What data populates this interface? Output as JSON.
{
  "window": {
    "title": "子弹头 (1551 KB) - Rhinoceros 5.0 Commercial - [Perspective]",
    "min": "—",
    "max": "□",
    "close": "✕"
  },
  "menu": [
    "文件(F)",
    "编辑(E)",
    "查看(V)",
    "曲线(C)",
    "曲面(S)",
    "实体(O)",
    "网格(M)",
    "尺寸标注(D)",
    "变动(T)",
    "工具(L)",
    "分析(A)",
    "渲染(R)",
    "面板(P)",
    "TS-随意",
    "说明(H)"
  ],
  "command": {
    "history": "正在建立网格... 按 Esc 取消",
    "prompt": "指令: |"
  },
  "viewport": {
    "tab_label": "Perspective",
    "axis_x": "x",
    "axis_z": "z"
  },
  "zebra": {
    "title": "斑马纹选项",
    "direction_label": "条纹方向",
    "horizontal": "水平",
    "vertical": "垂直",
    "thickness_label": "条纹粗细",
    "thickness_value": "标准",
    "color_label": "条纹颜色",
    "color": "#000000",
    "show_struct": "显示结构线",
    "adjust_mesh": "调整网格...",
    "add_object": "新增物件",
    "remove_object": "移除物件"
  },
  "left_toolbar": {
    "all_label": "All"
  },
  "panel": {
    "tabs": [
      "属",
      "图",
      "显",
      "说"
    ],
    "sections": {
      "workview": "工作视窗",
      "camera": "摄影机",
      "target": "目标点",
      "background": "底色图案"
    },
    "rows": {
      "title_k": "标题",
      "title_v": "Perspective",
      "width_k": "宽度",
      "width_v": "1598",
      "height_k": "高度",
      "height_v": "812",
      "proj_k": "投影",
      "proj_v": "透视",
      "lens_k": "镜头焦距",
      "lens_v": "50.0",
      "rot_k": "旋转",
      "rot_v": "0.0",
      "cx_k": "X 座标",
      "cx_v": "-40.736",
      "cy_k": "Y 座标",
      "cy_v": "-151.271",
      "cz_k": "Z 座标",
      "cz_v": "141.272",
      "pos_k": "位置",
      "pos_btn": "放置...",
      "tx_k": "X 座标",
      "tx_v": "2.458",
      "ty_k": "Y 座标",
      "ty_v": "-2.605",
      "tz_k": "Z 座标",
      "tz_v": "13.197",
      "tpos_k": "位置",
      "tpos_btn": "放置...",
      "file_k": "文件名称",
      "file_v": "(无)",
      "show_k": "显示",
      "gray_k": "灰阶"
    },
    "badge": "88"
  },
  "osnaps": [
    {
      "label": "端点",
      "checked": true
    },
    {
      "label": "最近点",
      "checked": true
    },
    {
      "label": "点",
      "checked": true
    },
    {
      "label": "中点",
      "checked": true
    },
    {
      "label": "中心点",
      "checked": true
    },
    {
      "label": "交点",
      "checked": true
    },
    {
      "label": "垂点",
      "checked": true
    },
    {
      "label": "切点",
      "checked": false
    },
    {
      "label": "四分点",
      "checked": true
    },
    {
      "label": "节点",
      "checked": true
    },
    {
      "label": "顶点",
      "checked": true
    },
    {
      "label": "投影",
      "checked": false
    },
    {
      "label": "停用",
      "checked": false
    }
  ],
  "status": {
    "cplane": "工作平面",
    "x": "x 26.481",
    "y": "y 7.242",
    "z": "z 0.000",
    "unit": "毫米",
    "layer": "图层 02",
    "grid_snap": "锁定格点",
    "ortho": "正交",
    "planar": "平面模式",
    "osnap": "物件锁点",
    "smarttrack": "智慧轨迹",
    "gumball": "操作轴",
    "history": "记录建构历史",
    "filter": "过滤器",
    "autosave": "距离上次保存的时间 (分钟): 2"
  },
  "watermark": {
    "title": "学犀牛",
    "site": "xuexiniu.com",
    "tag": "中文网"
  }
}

-------------------------

• Work instructions:
The records above are to be repeated exactly, in their entirety.

• Written response:
What data populates this interface? Output as JSON.
{
  "window": {
    "title": "子弹头 (1551 KB) - Rhinoceros 5.0 Commercial - [Perspective]",
    "min": "—",
    "max": "□",
    "close": "✕"
  },
  "menu": [
    "文件(F)",
    "编辑(E)",
    "查看(V)",
    "曲线(C)",
    "曲面(S)",
    "实体(O)",
    "网格(M)",
    "尺寸标注(D)",
    "变动(T)",
    "工具(L)",
    "分析(A)",
    "渲染(R)",
    "面板(P)",
    "TS-随意",
    "说明(H)"
  ],
  "command": {
    "history": "正在建立网格... 按 Esc 取消",
    "prompt": "指令: |"
  },
  "viewport": {
    "tab_label": "Perspective",
    "axis_x": "x",
    "axis_z": "z"
  },
  "zebra": {
    "title": "斑马纹选项",
    "direction_label": "条纹方向",
    "horizontal": "水平",
    "vertical": "垂直",
    "thickness_label": "条纹粗细",
    "thickness_value": "标准",
    "color_label": "条纹颜色",
    "color": "#000000",
    "show_struct": "显示结构线",
    "adjust_mesh": "调整网格...",
    "add_object": "新增物件",
    "remove_object": "移除物件"
  },
  "left_toolbar": {
    "all_label": "All"
  },
  "panel": {
    "tabs": [
      "属",
      "图",
      "显",
      "说"
    ],
    "sections": {
      "workview": "工作视窗",
      "camera": "摄影机",
      "target": "目标点",
      "background": "底色图案"
    },
    "rows": {
      "title_k": "标题",
      "title_v": "Perspective",
      "width_k": "宽度",
      "width_v": "1598",
      "height_k": "高度",
      "height_v": "812",
      "proj_k": "投影",
      "proj_v": "透视",
      "lens_k": "镜头焦距",
      "lens_v": "50.0",
      "rot_k": "旋转",
      "rot_v": "0.0",
      "cx_k": "X 座标",
      "cx_v": "-40.736",
      "cy_k": "Y 座标",
      "cy_v": "-151.271",
      "cz_k": "Z 座标",
      "cz_v": "141.272",
      "pos_k": "位置",
      "pos_btn": "放置...",
      "tx_k": "X 座标",
      "tx_v": "2.458",
      "ty_k": "Y 座标",
      "ty_v": "-2.605",
      "tz_k": "Z 座标",
      "tz_v": "13.197",
      "tpos_k": "位置",
      "tpos_btn": "放置...",
      "file_k": "文件名称",
      "file_v": "(无)",
      "show_k": "显示",
      "gray_k": "灰阶"
    },
    "badge": "88"
  },
  "osnaps": [
    {
      "label": "端点",
      "checked": true
    },
    {
      "label": "最近点",
      "checked": true
    },
    {
      "label": "点",
      "checked": true
    },
    {
      "label": "中点",
      "checked": true
    },
    {
      "label": "中心点",
      "checked": true
    },
    {
      "label": "交点",
      "checked": true
    },
    {
      "label": "垂点",
      "checked": true
    },
    {
      "label": "切点",
      "checked": false
    },
    {
      "label": "四分点",
      "checked": true
    },
    {
      "label": "节点",
      "checked": true
    },
    {
      "label": "顶点",
      "checked": true
    },
    {
      "label": "投影",
      "checked": false
    },
    {
      "label": "停用",
      "checked": false
    }
  ],
  "status": {
    "cplane": "工作平面",
    "x": "x 26.481",
    "y": "y 7.242",
    "z": "z 0.000",
    "unit": "毫米",
    "layer": "图层 02",
    "grid_snap": "锁定格点",
    "ortho": "正交",
    "planar": "平面模式",
    "osnap": "物件锁点",
    "smarttrack": "智慧轨迹",
    "gumball": "操作轴",
    "history": "记录建构历史",
    "filter": "过滤器",
    "autosave": "距离上次保存的时间 (分钟): 2"
  },
  "watermark": {
    "title": "学犀牛",
    "site": "xuexiniu.com",
    "tag": "中文网"
  }
}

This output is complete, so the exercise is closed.